• _TASK DESCRIPTION_
Below is a listing. Gather each line of it that contains "place".

Data entries:
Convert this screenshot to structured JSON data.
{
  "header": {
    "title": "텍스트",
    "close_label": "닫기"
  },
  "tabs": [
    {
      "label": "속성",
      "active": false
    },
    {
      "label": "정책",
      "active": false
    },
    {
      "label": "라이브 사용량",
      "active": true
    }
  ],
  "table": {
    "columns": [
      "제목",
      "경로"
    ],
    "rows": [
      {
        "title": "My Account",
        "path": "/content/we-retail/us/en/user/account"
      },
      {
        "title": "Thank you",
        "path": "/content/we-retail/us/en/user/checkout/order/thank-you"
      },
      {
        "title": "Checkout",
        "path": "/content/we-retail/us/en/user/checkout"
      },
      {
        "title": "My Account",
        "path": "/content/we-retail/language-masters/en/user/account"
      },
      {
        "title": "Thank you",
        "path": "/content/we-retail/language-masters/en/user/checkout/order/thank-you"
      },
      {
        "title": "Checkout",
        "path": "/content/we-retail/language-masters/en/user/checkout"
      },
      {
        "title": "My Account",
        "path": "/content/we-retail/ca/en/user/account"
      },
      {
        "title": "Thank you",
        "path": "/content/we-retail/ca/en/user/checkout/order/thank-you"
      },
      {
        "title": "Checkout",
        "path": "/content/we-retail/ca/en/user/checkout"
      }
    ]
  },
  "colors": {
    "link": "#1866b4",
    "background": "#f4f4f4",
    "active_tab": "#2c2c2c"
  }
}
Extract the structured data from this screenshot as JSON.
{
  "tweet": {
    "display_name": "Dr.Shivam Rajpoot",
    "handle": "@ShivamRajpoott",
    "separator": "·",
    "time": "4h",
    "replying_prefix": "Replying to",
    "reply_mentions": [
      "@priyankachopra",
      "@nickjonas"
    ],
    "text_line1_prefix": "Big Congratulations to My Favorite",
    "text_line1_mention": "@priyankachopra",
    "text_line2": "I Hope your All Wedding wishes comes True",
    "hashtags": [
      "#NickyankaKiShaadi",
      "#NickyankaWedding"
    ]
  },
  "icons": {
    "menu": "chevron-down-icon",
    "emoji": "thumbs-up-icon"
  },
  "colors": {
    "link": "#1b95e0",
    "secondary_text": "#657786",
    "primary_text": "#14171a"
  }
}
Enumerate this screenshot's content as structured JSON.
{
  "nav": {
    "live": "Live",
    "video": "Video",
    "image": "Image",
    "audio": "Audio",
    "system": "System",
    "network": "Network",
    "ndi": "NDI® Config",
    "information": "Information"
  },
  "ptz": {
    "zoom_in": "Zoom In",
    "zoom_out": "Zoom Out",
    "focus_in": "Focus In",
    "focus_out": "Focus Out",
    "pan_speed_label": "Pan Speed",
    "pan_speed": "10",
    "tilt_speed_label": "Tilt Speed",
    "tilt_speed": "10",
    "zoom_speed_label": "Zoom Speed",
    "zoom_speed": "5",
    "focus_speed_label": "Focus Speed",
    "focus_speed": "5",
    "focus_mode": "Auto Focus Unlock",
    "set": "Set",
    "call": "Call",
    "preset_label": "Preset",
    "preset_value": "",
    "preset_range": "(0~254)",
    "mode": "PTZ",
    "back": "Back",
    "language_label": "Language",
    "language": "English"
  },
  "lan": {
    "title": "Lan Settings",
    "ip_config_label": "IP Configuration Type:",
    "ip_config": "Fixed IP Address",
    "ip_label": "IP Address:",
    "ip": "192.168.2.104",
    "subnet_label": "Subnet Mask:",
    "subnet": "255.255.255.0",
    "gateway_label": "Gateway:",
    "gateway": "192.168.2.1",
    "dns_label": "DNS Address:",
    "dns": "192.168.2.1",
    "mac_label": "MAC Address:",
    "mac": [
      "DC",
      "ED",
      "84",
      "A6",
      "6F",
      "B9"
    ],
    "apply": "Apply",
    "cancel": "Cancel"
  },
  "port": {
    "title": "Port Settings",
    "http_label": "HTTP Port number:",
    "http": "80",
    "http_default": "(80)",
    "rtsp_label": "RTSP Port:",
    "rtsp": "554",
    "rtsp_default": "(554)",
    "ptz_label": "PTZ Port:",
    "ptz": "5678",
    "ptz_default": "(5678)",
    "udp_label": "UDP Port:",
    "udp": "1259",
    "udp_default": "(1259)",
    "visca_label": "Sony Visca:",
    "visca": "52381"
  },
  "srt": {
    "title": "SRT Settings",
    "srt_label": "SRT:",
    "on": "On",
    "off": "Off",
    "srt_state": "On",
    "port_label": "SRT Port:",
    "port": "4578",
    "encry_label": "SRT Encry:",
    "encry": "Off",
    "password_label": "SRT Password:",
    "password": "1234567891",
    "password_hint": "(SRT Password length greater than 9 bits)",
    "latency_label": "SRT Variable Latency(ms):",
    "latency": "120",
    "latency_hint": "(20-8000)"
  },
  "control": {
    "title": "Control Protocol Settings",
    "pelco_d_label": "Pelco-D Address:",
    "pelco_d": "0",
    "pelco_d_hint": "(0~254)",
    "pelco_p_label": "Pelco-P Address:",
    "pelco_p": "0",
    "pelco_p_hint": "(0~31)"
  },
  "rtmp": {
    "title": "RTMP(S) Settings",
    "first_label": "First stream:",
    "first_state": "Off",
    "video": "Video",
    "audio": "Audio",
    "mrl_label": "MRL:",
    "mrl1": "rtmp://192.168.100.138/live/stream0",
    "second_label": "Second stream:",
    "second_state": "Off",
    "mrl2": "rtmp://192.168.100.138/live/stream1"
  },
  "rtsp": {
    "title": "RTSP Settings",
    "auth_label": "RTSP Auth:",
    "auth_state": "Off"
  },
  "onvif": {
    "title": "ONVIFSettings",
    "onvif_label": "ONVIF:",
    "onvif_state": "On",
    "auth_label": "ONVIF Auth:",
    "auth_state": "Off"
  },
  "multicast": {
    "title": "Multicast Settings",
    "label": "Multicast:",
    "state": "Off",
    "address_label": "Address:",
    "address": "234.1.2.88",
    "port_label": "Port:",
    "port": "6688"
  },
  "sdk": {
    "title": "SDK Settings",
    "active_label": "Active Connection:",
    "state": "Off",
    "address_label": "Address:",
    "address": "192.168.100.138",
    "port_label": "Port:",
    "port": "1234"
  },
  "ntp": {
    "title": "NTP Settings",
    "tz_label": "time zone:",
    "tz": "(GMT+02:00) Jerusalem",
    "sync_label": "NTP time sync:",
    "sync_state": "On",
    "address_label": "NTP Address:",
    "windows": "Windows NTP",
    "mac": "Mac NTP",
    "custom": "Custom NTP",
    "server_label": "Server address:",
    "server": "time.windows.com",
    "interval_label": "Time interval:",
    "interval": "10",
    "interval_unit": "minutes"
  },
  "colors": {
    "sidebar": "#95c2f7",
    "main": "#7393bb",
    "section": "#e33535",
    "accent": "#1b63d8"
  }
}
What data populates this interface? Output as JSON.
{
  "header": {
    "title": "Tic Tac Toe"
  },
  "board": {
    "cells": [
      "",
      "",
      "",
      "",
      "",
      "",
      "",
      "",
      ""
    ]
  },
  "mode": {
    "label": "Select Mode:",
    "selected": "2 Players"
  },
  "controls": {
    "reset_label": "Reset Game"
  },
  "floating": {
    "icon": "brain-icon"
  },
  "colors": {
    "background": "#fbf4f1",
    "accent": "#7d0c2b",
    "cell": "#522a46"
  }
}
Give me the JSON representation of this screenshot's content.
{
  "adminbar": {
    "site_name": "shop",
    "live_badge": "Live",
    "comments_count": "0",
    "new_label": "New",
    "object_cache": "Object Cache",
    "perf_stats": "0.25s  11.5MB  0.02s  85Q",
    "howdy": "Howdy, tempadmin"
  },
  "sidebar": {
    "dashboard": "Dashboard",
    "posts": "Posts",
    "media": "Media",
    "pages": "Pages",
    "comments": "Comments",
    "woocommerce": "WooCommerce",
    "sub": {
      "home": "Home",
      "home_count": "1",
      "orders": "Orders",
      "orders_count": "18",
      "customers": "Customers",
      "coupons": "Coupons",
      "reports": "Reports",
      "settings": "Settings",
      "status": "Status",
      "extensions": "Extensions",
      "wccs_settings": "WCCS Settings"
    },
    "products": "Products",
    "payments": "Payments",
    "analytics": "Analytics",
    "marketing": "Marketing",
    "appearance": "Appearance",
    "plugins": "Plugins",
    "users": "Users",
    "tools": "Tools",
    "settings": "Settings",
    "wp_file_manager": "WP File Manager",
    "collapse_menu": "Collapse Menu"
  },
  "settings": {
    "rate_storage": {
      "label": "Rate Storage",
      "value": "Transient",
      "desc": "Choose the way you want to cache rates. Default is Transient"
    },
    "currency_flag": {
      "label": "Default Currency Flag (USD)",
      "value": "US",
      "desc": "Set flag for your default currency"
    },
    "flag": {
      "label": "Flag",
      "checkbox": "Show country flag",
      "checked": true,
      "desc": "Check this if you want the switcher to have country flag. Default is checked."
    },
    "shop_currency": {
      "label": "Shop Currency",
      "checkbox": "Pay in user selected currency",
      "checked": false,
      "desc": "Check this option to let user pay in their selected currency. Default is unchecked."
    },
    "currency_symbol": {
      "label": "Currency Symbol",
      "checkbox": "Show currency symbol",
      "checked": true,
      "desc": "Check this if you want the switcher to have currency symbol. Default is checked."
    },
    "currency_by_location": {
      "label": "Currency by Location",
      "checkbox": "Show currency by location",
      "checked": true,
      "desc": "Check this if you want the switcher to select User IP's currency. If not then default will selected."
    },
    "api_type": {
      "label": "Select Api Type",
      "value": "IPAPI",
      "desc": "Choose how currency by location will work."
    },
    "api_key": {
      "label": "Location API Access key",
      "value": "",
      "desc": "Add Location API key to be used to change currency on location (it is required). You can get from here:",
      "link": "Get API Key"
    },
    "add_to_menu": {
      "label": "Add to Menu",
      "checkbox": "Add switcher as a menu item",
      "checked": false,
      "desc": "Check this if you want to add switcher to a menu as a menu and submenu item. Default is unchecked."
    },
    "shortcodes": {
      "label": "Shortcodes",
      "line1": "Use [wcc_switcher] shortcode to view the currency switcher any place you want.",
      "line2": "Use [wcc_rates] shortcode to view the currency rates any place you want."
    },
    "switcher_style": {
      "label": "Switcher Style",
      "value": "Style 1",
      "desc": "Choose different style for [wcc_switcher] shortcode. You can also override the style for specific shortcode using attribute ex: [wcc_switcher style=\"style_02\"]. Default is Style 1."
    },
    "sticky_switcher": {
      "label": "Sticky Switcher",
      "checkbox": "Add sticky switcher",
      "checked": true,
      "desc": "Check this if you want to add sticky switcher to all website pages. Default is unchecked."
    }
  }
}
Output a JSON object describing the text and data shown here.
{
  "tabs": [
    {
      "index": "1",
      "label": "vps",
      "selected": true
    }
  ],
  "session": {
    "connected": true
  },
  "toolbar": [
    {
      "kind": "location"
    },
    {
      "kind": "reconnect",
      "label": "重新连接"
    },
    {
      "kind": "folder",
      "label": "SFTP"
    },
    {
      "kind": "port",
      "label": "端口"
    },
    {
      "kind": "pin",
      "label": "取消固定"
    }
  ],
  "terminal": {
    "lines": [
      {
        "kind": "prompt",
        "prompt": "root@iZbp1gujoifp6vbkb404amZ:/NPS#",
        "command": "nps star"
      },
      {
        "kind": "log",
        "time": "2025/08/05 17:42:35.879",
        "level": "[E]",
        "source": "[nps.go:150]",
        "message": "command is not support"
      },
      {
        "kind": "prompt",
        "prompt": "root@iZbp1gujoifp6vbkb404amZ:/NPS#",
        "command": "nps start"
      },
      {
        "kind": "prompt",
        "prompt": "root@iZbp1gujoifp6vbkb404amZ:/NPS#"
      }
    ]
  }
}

• _SOLUTION_
      "line1": "Use [wcc_switcher] shortcode to view the currency switcher any place you want.",
      "line2": "Use [wcc_rates] shortcode to view the currency rates any place you want."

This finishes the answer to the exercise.